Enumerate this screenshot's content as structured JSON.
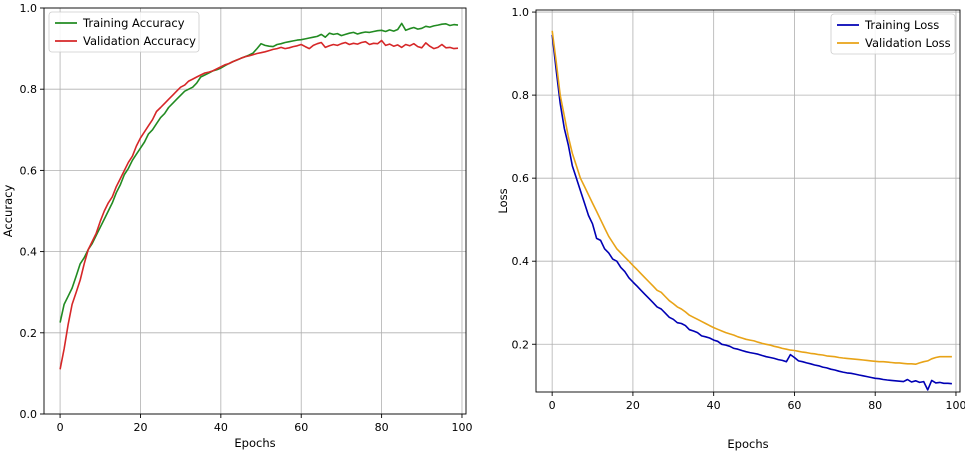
{
  "chart_data": [
    {
      "type": "line",
      "xlabel": "Epochs",
      "ylabel": "Accuracy",
      "xlim": [
        -4,
        101
      ],
      "ylim": [
        0.0,
        1.0
      ],
      "xticks": [
        0,
        20,
        40,
        60,
        80,
        100
      ],
      "yticks": [
        0.0,
        0.2,
        0.4,
        0.6,
        0.8,
        1.0
      ],
      "grid": true,
      "legend_position": "top-left",
      "x": [
        0,
        1,
        2,
        3,
        4,
        5,
        6,
        7,
        8,
        9,
        10,
        11,
        12,
        13,
        14,
        15,
        16,
        17,
        18,
        19,
        20,
        21,
        22,
        23,
        24,
        25,
        26,
        27,
        28,
        29,
        30,
        31,
        32,
        33,
        34,
        35,
        36,
        37,
        38,
        39,
        40,
        41,
        42,
        43,
        44,
        45,
        46,
        47,
        48,
        49,
        50,
        51,
        52,
        53,
        54,
        55,
        56,
        57,
        58,
        59,
        60,
        61,
        62,
        63,
        64,
        65,
        66,
        67,
        68,
        69,
        70,
        71,
        72,
        73,
        74,
        75,
        76,
        77,
        78,
        79,
        80,
        81,
        82,
        83,
        84,
        85,
        86,
        87,
        88,
        89,
        90,
        91,
        92,
        93,
        94,
        95,
        96,
        97,
        98,
        99
      ],
      "series": [
        {
          "name": "Training Accuracy",
          "color": "#228b22",
          "values": [
            0.225,
            0.27,
            0.29,
            0.31,
            0.34,
            0.37,
            0.385,
            0.405,
            0.42,
            0.44,
            0.46,
            0.48,
            0.5,
            0.52,
            0.545,
            0.565,
            0.59,
            0.605,
            0.625,
            0.64,
            0.655,
            0.67,
            0.69,
            0.7,
            0.715,
            0.73,
            0.74,
            0.755,
            0.765,
            0.775,
            0.785,
            0.795,
            0.8,
            0.805,
            0.815,
            0.83,
            0.835,
            0.84,
            0.845,
            0.848,
            0.852,
            0.858,
            0.863,
            0.868,
            0.872,
            0.876,
            0.88,
            0.884,
            0.889,
            0.9,
            0.912,
            0.908,
            0.906,
            0.905,
            0.91,
            0.912,
            0.915,
            0.917,
            0.919,
            0.921,
            0.922,
            0.924,
            0.926,
            0.928,
            0.93,
            0.935,
            0.928,
            0.938,
            0.935,
            0.937,
            0.932,
            0.935,
            0.938,
            0.94,
            0.936,
            0.939,
            0.941,
            0.94,
            0.942,
            0.944,
            0.945,
            0.942,
            0.946,
            0.943,
            0.947,
            0.962,
            0.945,
            0.949,
            0.952,
            0.948,
            0.95,
            0.955,
            0.953,
            0.956,
            0.958,
            0.96,
            0.961,
            0.957,
            0.959,
            0.958
          ]
        },
        {
          "name": "Validation Accuracy",
          "color": "#d62728",
          "values": [
            0.11,
            0.16,
            0.22,
            0.27,
            0.3,
            0.33,
            0.37,
            0.405,
            0.425,
            0.445,
            0.475,
            0.5,
            0.52,
            0.535,
            0.56,
            0.58,
            0.6,
            0.62,
            0.635,
            0.66,
            0.68,
            0.695,
            0.71,
            0.725,
            0.745,
            0.755,
            0.765,
            0.775,
            0.785,
            0.795,
            0.805,
            0.81,
            0.82,
            0.825,
            0.83,
            0.835,
            0.84,
            0.842,
            0.845,
            0.85,
            0.855,
            0.86,
            0.863,
            0.868,
            0.872,
            0.876,
            0.88,
            0.882,
            0.885,
            0.888,
            0.89,
            0.892,
            0.895,
            0.898,
            0.9,
            0.903,
            0.9,
            0.902,
            0.905,
            0.907,
            0.91,
            0.905,
            0.9,
            0.908,
            0.912,
            0.915,
            0.903,
            0.907,
            0.91,
            0.908,
            0.912,
            0.915,
            0.91,
            0.913,
            0.911,
            0.915,
            0.917,
            0.91,
            0.913,
            0.912,
            0.92,
            0.908,
            0.911,
            0.906,
            0.909,
            0.903,
            0.91,
            0.907,
            0.912,
            0.905,
            0.902,
            0.914,
            0.906,
            0.9,
            0.903,
            0.91,
            0.902,
            0.903,
            0.9,
            0.901
          ]
        }
      ]
    },
    {
      "type": "line",
      "xlabel": "Epochs",
      "ylabel": "Loss",
      "xlim": [
        -4,
        101
      ],
      "ylim": [
        0.085,
        1.005
      ],
      "xticks": [
        0,
        20,
        40,
        60,
        80,
        100
      ],
      "yticks": [
        0.2,
        0.4,
        0.6,
        0.8,
        1.0
      ],
      "grid": true,
      "legend_position": "top-right",
      "x": [
        0,
        1,
        2,
        3,
        4,
        5,
        6,
        7,
        8,
        9,
        10,
        11,
        12,
        13,
        14,
        15,
        16,
        17,
        18,
        19,
        20,
        21,
        22,
        23,
        24,
        25,
        26,
        27,
        28,
        29,
        30,
        31,
        32,
        33,
        34,
        35,
        36,
        37,
        38,
        39,
        40,
        41,
        42,
        43,
        44,
        45,
        46,
        47,
        48,
        49,
        50,
        51,
        52,
        53,
        54,
        55,
        56,
        57,
        58,
        59,
        60,
        61,
        62,
        63,
        64,
        65,
        66,
        67,
        68,
        69,
        70,
        71,
        72,
        73,
        74,
        75,
        76,
        77,
        78,
        79,
        80,
        81,
        82,
        83,
        84,
        85,
        86,
        87,
        88,
        89,
        90,
        91,
        92,
        93,
        94,
        95,
        96,
        97,
        98,
        99
      ],
      "series": [
        {
          "name": "Training Loss",
          "color": "#0000b4",
          "values": [
            0.945,
            0.86,
            0.78,
            0.72,
            0.68,
            0.63,
            0.6,
            0.57,
            0.54,
            0.51,
            0.49,
            0.455,
            0.45,
            0.43,
            0.42,
            0.405,
            0.4,
            0.385,
            0.375,
            0.36,
            0.35,
            0.34,
            0.33,
            0.32,
            0.31,
            0.3,
            0.29,
            0.285,
            0.275,
            0.265,
            0.26,
            0.252,
            0.25,
            0.245,
            0.235,
            0.232,
            0.228,
            0.22,
            0.218,
            0.215,
            0.21,
            0.207,
            0.2,
            0.198,
            0.195,
            0.19,
            0.188,
            0.185,
            0.182,
            0.18,
            0.178,
            0.176,
            0.173,
            0.17,
            0.168,
            0.166,
            0.163,
            0.161,
            0.158,
            0.175,
            0.168,
            0.16,
            0.158,
            0.155,
            0.153,
            0.15,
            0.148,
            0.145,
            0.143,
            0.14,
            0.138,
            0.135,
            0.133,
            0.131,
            0.13,
            0.128,
            0.126,
            0.124,
            0.122,
            0.12,
            0.118,
            0.117,
            0.115,
            0.114,
            0.113,
            0.112,
            0.111,
            0.11,
            0.115,
            0.109,
            0.112,
            0.108,
            0.11,
            0.09,
            0.113,
            0.107,
            0.108,
            0.106,
            0.106,
            0.105
          ]
        },
        {
          "name": "Validation Loss",
          "color": "#e8a317",
          "values": [
            0.955,
            0.88,
            0.8,
            0.75,
            0.7,
            0.66,
            0.63,
            0.6,
            0.58,
            0.56,
            0.54,
            0.52,
            0.5,
            0.48,
            0.46,
            0.445,
            0.43,
            0.42,
            0.41,
            0.4,
            0.39,
            0.38,
            0.37,
            0.36,
            0.35,
            0.34,
            0.33,
            0.325,
            0.315,
            0.305,
            0.298,
            0.29,
            0.285,
            0.278,
            0.27,
            0.265,
            0.26,
            0.255,
            0.25,
            0.245,
            0.24,
            0.236,
            0.232,
            0.228,
            0.225,
            0.222,
            0.218,
            0.215,
            0.212,
            0.21,
            0.208,
            0.205,
            0.202,
            0.2,
            0.198,
            0.195,
            0.193,
            0.19,
            0.188,
            0.186,
            0.185,
            0.183,
            0.181,
            0.18,
            0.178,
            0.177,
            0.175,
            0.174,
            0.172,
            0.171,
            0.17,
            0.168,
            0.167,
            0.166,
            0.165,
            0.164,
            0.163,
            0.162,
            0.161,
            0.16,
            0.159,
            0.158,
            0.158,
            0.157,
            0.156,
            0.155,
            0.155,
            0.154,
            0.153,
            0.153,
            0.152,
            0.155,
            0.158,
            0.16,
            0.165,
            0.168,
            0.17,
            0.17,
            0.17,
            0.17
          ]
        }
      ]
    }
  ]
}
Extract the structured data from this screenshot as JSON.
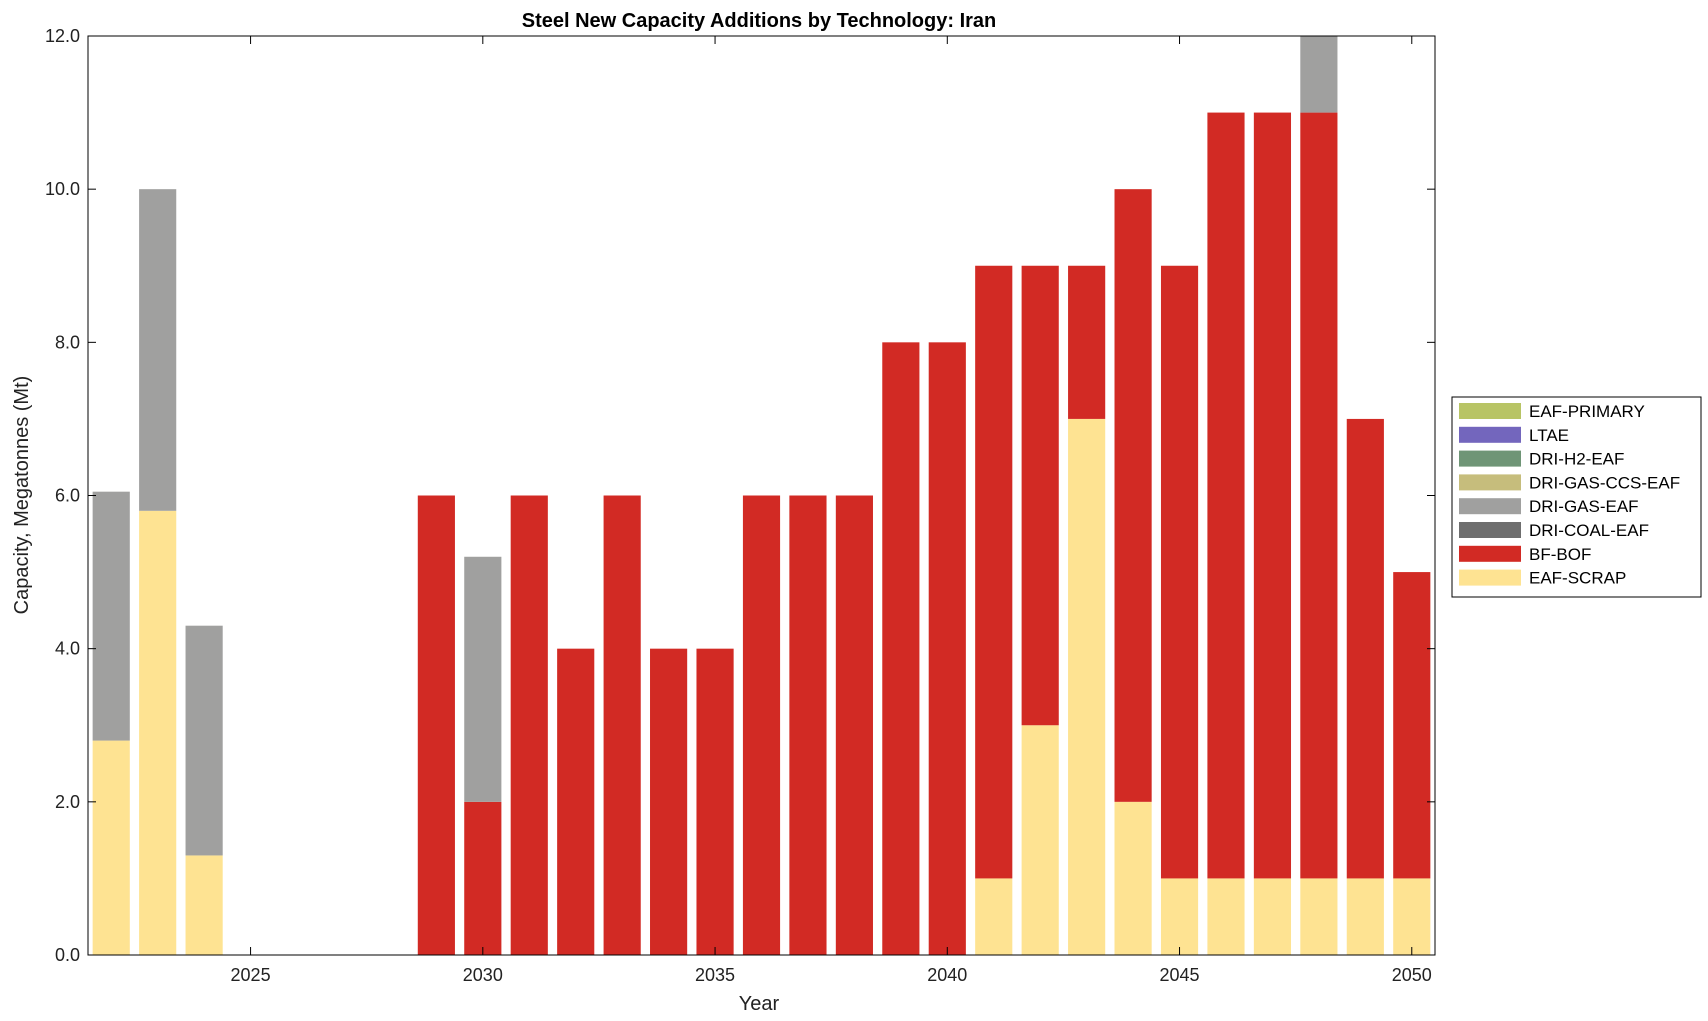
{
  "chart_data": {
    "type": "bar",
    "stacked": true,
    "title": "Steel New Capacity Additions by Technology: Iran",
    "xlabel": "Year",
    "ylabel": "Capacity, Megatonnes (Mt)",
    "xlim": [
      2022,
      2051
    ],
    "ylim": [
      0,
      12
    ],
    "xticks": [
      2025,
      2030,
      2035,
      2040,
      2045,
      2050
    ],
    "yticks": [
      "0.0",
      "2.0",
      "4.0",
      "6.0",
      "8.0",
      "10.0",
      "12.0"
    ],
    "legend_position": "right",
    "x": [
      2022,
      2023,
      2024,
      2025,
      2026,
      2027,
      2028,
      2029,
      2030,
      2031,
      2032,
      2033,
      2034,
      2035,
      2036,
      2037,
      2038,
      2039,
      2040,
      2041,
      2042,
      2043,
      2044,
      2045,
      2046,
      2047,
      2048,
      2049,
      2050
    ],
    "series": [
      {
        "name": "EAF-SCRAP",
        "color": "#fee392",
        "values": [
          2.8,
          5.8,
          1.3,
          0,
          0,
          0,
          0,
          0,
          0,
          0,
          0,
          0,
          0,
          0,
          0,
          0,
          0,
          0,
          0,
          1,
          3,
          7,
          2,
          1,
          1,
          1,
          1,
          1,
          1
        ]
      },
      {
        "name": "BF-BOF",
        "color": "#d22a24",
        "values": [
          0,
          0,
          0,
          0,
          0,
          0,
          0,
          6,
          2,
          6,
          4,
          6,
          4,
          4,
          6,
          6,
          6,
          8,
          8,
          8,
          6,
          2,
          8,
          8,
          10,
          10,
          10,
          6,
          4
        ]
      },
      {
        "name": "DRI-COAL-EAF",
        "color": "#6e6e6e",
        "values": [
          0,
          0,
          0,
          0,
          0,
          0,
          0,
          0,
          0,
          0,
          0,
          0,
          0,
          0,
          0,
          0,
          0,
          0,
          0,
          0,
          0,
          0,
          0,
          0,
          0,
          0,
          0,
          0,
          0
        ]
      },
      {
        "name": "DRI-GAS-EAF",
        "color": "#a0a09f",
        "values": [
          3.25,
          4.2,
          3.0,
          0,
          0,
          0,
          0,
          0,
          3.2,
          0,
          0,
          0,
          0,
          0,
          0,
          0,
          0,
          0,
          0,
          0,
          0,
          0,
          0,
          0,
          0,
          0,
          1.0,
          0,
          0
        ]
      },
      {
        "name": "DRI-GAS-CCS-EAF",
        "color": "#c6bd7c",
        "values": [
          0,
          0,
          0,
          0,
          0,
          0,
          0,
          0,
          0,
          0,
          0,
          0,
          0,
          0,
          0,
          0,
          0,
          0,
          0,
          0,
          0,
          0,
          0,
          0,
          0,
          0,
          0,
          0,
          0
        ]
      },
      {
        "name": "DRI-H2-EAF",
        "color": "#6f9576",
        "values": [
          0,
          0,
          0,
          0,
          0,
          0,
          0,
          0,
          0,
          0,
          0,
          0,
          0,
          0,
          0,
          0,
          0,
          0,
          0,
          0,
          0,
          0,
          0,
          0,
          0,
          0,
          0,
          0,
          0
        ]
      },
      {
        "name": "LTAE",
        "color": "#7366bd",
        "values": [
          0,
          0,
          0,
          0,
          0,
          0,
          0,
          0,
          0,
          0,
          0,
          0,
          0,
          0,
          0,
          0,
          0,
          0,
          0,
          0,
          0,
          0,
          0,
          0,
          0,
          0,
          0,
          0,
          0
        ]
      },
      {
        "name": "EAF-PRIMARY",
        "color": "#b8c465",
        "values": [
          0,
          0,
          0,
          0,
          0,
          0,
          0,
          0,
          0,
          0,
          0,
          0,
          0,
          0,
          0,
          0,
          0,
          0,
          0,
          0,
          0,
          0,
          0,
          0,
          0,
          0,
          0,
          0,
          0
        ]
      }
    ],
    "legend_order": [
      "EAF-PRIMARY",
      "LTAE",
      "DRI-H2-EAF",
      "DRI-GAS-CCS-EAF",
      "DRI-GAS-EAF",
      "DRI-COAL-EAF",
      "BF-BOF",
      "EAF-SCRAP"
    ]
  }
}
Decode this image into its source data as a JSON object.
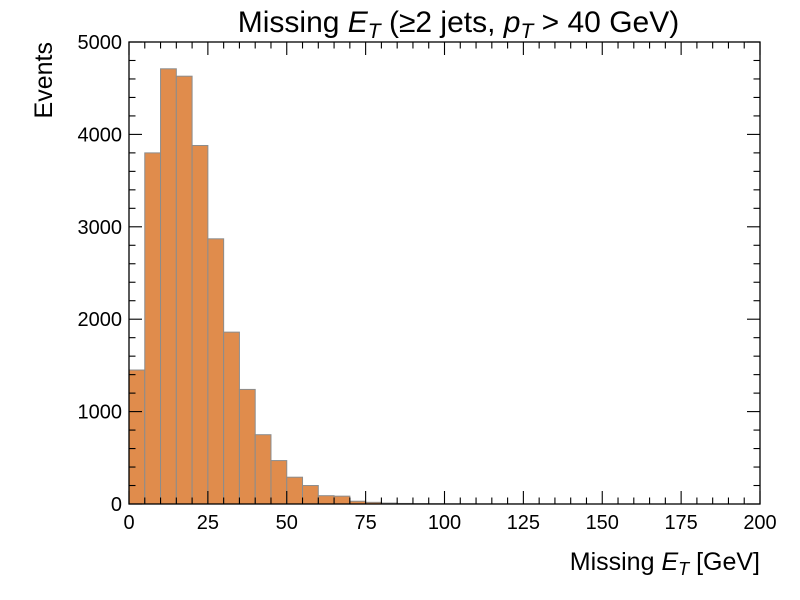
{
  "chart_data": {
    "type": "bar",
    "histogram": true,
    "title": {
      "prefix": "Missing ",
      "var": "E",
      "sub": "T",
      "middle": " (≥2 jets, ",
      "var2": "p",
      "sub2": "T",
      "suffix": " > 40 GeV)"
    },
    "xlabel": {
      "prefix": "Missing ",
      "var": "E",
      "sub": "T",
      "suffix": " [GeV]"
    },
    "ylabel": "Events",
    "xlim": [
      0,
      200
    ],
    "ylim": [
      0,
      5000
    ],
    "xticks": [
      "0",
      "25",
      "50",
      "75",
      "100",
      "125",
      "150",
      "175",
      "200"
    ],
    "yticks": [
      "0",
      "1000",
      "2000",
      "3000",
      "4000",
      "5000"
    ],
    "bin_width": 5,
    "bin_edges_start": 0,
    "values": [
      1450,
      3800,
      4710,
      4630,
      3880,
      2870,
      1860,
      1240,
      750,
      470,
      290,
      200,
      90,
      85,
      30,
      18,
      10,
      6,
      4,
      3,
      2,
      2,
      1,
      1,
      1,
      1,
      0,
      0,
      0,
      0,
      0,
      0,
      0,
      0,
      0,
      0,
      0,
      0,
      0,
      0
    ],
    "fill_color": "#e08c4c",
    "edge_color": "#8c8c8c",
    "grid": false
  }
}
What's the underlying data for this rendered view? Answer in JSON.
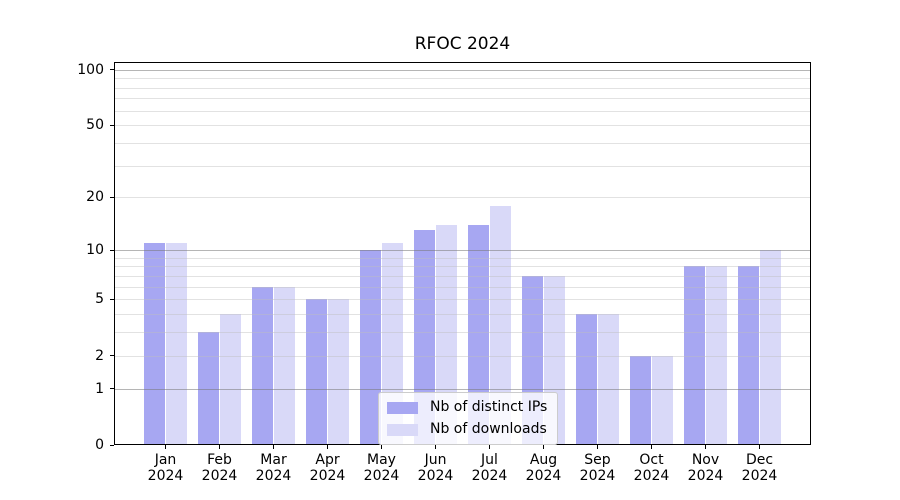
{
  "title": "RFOC 2024",
  "chart_data": {
    "type": "bar",
    "title": "RFOC 2024",
    "categories": [
      "Jan",
      "Feb",
      "Mar",
      "Apr",
      "May",
      "Jun",
      "Jul",
      "Aug",
      "Sep",
      "Oct",
      "Nov",
      "Dec"
    ],
    "category_year_line": "2024",
    "series": [
      {
        "name": "Nb of distinct IPs",
        "color": "#a7a7f2",
        "values": [
          11,
          3,
          6,
          5,
          10,
          13,
          14,
          7,
          4,
          2,
          8,
          8
        ]
      },
      {
        "name": "Nb of downloads",
        "color": "#d9d9f8",
        "values": [
          11,
          4,
          6,
          5,
          11,
          14,
          18,
          7,
          4,
          2,
          8,
          10
        ]
      }
    ],
    "xlabel": "",
    "ylabel": "",
    "y_axis": {
      "scale": "log1p",
      "ticks": [
        0,
        1,
        2,
        5,
        10,
        20,
        50,
        100
      ],
      "ylim": [
        0,
        110
      ]
    },
    "grid": {
      "on": true,
      "major_lines": [
        1,
        10,
        100
      ],
      "minor_lines": [
        2,
        3,
        4,
        5,
        6,
        7,
        8,
        9,
        20,
        30,
        40,
        50,
        60,
        70,
        80,
        90
      ]
    },
    "legend_position": "lower center"
  }
}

· · · · · · ·

__Written problem__: Using the records above, list each line that includes "this".

__Expected answer__:
Enumerate this screenshot's content as structured JSON.
Extract the structured data from this screenshot as JSON.
Decode this image into its source data as a JSON object.
What's the underlying data for this rendered view? Answer in JSON.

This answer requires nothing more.